● **Exercise brief**
From the listing below, pull out all lines with "Actual" in them.

* * *

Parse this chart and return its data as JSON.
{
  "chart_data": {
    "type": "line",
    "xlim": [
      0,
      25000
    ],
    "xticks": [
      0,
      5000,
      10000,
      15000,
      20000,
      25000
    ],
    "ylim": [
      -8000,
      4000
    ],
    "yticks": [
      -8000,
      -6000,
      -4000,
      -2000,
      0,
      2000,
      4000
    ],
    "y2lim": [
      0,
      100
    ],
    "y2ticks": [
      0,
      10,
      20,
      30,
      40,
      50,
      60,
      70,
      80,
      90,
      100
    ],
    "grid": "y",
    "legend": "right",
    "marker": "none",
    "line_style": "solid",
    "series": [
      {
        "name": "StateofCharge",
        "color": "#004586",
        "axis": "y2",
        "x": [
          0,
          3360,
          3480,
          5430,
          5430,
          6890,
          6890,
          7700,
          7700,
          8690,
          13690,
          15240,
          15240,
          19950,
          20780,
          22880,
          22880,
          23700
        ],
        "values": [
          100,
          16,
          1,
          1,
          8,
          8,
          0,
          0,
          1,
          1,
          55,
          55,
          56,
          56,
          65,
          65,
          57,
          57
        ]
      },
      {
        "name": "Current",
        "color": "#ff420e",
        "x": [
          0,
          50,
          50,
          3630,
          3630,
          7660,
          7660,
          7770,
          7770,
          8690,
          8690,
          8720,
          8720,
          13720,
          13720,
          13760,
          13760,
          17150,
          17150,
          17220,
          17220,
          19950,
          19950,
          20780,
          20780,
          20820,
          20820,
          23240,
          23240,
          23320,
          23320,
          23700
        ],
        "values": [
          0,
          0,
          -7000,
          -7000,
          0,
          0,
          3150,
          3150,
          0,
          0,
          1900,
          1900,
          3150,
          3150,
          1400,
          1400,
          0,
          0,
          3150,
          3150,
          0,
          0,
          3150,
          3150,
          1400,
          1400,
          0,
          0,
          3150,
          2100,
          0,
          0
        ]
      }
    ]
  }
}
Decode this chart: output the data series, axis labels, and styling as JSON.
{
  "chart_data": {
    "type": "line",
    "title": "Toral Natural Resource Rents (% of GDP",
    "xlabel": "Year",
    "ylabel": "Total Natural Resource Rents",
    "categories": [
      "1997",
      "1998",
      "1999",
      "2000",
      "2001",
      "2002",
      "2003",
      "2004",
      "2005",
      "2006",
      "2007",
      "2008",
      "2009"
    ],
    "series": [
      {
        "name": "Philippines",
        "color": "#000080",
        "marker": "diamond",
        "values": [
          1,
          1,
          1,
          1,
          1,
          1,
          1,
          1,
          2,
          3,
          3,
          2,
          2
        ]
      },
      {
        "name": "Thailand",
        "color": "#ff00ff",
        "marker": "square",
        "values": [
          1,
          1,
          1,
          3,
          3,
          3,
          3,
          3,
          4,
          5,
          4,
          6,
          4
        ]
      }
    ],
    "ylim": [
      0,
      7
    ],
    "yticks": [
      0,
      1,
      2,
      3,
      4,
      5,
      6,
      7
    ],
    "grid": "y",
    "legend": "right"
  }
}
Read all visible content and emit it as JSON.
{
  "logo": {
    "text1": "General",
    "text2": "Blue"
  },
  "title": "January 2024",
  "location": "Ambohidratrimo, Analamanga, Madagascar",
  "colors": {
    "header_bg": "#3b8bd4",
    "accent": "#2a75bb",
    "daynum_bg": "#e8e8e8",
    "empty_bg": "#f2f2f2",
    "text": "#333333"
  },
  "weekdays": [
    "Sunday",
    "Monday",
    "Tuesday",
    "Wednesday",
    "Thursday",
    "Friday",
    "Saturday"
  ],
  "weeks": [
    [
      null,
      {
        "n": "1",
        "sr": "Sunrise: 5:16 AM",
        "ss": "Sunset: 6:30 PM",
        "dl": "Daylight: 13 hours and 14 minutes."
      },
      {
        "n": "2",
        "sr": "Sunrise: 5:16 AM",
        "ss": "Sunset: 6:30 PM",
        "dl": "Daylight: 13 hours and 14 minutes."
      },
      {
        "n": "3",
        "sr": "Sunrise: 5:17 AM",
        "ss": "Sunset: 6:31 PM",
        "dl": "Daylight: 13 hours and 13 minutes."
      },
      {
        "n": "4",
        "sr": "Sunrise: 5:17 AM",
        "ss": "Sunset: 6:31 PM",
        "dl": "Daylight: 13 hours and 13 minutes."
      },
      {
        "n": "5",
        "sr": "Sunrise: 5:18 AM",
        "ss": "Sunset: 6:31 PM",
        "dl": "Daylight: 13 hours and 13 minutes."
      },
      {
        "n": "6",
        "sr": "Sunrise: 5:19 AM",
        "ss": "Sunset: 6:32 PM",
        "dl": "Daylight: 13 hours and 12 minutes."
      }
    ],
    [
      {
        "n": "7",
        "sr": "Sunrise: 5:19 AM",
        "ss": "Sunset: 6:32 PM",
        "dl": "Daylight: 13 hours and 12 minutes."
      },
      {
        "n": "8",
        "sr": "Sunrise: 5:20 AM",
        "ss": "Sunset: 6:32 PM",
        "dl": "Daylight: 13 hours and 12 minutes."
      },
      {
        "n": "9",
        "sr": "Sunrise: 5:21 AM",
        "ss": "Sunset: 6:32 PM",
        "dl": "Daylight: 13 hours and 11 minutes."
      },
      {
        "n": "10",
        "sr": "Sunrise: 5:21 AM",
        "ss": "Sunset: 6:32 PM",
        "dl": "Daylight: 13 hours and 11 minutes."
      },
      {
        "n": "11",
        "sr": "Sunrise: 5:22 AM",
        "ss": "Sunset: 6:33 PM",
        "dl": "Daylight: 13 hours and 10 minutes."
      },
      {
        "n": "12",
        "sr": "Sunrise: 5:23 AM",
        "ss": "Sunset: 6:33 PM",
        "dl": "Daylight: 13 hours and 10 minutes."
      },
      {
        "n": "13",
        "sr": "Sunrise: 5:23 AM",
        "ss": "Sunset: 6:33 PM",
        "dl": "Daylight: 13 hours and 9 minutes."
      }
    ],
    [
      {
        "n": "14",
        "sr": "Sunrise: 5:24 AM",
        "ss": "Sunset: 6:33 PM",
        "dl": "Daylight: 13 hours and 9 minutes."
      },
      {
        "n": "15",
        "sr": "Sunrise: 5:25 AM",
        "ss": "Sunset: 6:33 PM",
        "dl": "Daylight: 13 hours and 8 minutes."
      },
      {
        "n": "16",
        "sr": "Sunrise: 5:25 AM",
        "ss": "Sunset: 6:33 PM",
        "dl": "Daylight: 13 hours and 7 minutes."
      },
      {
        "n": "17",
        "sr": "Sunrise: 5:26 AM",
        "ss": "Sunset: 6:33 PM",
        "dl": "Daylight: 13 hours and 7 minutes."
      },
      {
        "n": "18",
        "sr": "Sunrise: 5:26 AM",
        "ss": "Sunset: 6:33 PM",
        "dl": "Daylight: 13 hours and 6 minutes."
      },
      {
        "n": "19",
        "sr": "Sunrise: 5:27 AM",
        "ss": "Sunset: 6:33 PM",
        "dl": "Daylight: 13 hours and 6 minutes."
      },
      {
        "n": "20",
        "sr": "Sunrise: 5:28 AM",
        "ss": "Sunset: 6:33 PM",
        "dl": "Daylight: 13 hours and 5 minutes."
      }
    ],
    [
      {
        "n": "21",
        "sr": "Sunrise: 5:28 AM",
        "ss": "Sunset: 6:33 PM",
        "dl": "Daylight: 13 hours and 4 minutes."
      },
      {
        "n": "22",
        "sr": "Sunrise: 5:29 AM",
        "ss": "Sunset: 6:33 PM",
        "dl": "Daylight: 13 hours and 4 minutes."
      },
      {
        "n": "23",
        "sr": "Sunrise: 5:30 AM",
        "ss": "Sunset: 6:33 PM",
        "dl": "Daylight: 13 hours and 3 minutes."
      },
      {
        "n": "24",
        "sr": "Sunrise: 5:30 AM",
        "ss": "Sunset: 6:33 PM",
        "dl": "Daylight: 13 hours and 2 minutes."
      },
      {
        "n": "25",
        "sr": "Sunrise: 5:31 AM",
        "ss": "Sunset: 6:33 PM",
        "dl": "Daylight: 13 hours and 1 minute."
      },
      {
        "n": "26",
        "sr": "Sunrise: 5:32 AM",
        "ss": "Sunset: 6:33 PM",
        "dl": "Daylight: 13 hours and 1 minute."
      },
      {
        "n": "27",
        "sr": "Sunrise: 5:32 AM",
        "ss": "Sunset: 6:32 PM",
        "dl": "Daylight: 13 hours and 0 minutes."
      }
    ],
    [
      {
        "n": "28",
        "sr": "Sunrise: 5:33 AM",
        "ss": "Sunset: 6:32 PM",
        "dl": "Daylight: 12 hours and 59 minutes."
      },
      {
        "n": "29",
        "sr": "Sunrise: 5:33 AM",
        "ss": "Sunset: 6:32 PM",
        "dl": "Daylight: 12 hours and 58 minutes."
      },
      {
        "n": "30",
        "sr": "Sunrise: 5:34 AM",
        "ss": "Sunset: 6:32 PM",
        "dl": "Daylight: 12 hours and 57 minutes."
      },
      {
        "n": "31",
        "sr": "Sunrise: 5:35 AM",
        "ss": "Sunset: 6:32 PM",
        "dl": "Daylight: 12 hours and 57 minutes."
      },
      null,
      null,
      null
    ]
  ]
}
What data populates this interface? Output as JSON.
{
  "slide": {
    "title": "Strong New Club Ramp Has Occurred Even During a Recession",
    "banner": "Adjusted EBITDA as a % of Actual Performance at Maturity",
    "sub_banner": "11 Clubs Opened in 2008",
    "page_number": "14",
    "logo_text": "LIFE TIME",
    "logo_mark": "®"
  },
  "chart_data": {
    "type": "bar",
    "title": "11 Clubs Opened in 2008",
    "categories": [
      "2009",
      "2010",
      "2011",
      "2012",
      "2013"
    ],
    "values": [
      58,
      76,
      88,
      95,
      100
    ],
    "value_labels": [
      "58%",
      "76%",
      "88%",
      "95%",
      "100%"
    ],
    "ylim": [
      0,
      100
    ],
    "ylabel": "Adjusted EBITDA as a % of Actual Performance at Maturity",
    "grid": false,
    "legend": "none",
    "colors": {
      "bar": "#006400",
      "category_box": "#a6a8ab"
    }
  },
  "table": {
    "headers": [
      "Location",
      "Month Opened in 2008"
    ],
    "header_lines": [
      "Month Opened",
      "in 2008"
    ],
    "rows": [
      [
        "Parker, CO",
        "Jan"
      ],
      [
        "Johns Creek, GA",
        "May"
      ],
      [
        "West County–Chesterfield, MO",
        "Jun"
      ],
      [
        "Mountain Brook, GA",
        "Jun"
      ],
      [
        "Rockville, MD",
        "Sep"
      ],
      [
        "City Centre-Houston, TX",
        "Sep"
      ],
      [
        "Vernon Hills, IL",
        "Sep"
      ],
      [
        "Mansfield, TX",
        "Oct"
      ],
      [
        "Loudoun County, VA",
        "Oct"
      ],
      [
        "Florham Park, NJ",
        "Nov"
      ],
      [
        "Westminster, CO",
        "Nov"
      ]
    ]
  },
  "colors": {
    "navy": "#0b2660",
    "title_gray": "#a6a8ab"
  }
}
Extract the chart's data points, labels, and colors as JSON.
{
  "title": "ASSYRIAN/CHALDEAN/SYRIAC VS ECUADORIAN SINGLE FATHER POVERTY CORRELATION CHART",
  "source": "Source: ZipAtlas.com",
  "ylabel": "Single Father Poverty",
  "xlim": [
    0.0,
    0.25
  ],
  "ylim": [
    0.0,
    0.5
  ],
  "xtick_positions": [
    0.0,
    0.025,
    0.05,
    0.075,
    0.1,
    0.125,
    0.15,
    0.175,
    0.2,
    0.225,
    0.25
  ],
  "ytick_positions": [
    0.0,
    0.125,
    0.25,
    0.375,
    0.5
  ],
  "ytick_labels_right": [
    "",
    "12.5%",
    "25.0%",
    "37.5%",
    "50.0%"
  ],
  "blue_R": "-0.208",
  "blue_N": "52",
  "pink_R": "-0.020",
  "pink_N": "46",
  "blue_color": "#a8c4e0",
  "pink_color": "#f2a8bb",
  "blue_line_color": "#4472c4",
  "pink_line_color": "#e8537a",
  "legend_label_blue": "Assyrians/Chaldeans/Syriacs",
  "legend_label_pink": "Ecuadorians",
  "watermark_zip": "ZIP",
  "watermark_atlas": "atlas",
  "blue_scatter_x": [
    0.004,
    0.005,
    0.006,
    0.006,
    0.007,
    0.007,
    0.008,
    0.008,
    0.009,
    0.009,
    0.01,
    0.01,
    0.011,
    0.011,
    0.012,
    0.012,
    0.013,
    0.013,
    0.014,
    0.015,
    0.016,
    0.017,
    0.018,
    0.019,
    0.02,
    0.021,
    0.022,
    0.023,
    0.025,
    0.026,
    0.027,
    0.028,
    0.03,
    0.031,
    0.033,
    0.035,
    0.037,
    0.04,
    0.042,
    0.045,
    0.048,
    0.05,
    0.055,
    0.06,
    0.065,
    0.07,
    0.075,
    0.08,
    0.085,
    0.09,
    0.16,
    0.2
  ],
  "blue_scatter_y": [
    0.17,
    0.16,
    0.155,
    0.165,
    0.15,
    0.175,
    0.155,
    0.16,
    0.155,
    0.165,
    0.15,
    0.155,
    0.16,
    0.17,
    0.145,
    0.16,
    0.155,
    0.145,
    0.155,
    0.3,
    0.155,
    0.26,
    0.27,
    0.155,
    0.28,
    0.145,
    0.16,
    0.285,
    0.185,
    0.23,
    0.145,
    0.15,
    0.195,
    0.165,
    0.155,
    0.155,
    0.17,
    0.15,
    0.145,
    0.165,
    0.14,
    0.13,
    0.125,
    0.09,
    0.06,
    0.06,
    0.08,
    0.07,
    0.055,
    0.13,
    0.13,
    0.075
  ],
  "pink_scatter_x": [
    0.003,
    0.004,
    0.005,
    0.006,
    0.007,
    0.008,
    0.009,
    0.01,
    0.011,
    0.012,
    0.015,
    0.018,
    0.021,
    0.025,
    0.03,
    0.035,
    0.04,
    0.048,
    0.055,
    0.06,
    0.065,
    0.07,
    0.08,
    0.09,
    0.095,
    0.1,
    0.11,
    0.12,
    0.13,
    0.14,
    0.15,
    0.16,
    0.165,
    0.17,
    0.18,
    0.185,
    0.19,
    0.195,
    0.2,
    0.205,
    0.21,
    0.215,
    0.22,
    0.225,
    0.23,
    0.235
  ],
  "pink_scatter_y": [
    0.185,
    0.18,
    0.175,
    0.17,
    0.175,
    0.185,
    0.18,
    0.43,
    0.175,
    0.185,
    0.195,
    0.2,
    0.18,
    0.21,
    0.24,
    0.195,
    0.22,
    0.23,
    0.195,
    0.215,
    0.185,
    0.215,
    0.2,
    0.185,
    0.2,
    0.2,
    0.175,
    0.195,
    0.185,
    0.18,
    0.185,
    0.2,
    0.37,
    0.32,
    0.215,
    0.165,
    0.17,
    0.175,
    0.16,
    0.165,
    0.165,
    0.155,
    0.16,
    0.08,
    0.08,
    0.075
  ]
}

* * *

● **Output of the exercise**
    "banner": "Adjusted EBITDA as a % of Actual Performance at Maturity",
    "ylabel": "Adjusted EBITDA as a % of Actual Performance at Maturity",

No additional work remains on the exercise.